■ What you should do
Extract each record and reproduce it exactly.

■ Raw records
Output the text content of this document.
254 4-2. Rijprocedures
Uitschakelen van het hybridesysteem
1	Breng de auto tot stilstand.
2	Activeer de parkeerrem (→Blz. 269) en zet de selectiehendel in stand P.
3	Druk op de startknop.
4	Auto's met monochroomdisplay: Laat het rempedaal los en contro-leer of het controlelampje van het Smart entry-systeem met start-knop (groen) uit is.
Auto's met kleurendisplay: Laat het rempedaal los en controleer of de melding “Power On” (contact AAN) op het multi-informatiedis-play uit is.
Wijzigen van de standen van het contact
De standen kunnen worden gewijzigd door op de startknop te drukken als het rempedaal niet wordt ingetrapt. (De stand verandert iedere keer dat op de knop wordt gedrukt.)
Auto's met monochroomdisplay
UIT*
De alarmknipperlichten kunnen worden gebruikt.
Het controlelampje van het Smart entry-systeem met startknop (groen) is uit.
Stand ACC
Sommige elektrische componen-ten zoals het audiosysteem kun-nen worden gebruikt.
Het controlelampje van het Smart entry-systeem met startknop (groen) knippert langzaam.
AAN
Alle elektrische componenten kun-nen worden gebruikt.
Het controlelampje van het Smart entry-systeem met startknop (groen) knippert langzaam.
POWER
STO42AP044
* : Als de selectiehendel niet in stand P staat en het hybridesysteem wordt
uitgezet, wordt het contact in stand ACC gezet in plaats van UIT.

■ Answer to the exercise
Output the text content of this document.
254 4-2. Rijprocedures
Uitschakelen van het hybridesysteem
1	Breng de auto tot stilstand.
2	Activeer de parkeerrem (→Blz. 269) en zet de selectiehendel in stand P.
3	Druk op de startknop.
4	Auto's met monochroomdisplay: Laat het rempedaal los en contro-leer of het controlelampje van het Smart entry-systeem met start-knop (groen) uit is.
Auto's met kleurendisplay: Laat het rempedaal los en controleer of de melding “Power On” (contact AAN) op het multi-informatiedis-play uit is.
Wijzigen van de standen van het contact
De standen kunnen worden gewijzigd door op de startknop te drukken als het rempedaal niet wordt ingetrapt. (De stand verandert iedere keer dat op de knop wordt gedrukt.)
Auto's met monochroomdisplay
UIT*
De alarmknipperlichten kunnen worden gebruikt.
Het controlelampje van het Smart entry-systeem met startknop (groen) is uit.
Stand ACC
Sommige elektrische componen-ten zoals het audiosysteem kun-nen worden gebruikt.
Het controlelampje van het Smart entry-systeem met startknop (groen) knippert langzaam.
AAN
Alle elektrische componenten kun-nen worden gebruikt.
Het controlelampje van het Smart entry-systeem met startknop (groen) knippert langzaam.
POWER
STO42AP044
* : Als de selectiehendel niet in stand P staat en het hybridesysteem wordt
uitgezet, wordt het contact in stand ACC gezet in plaats van UIT.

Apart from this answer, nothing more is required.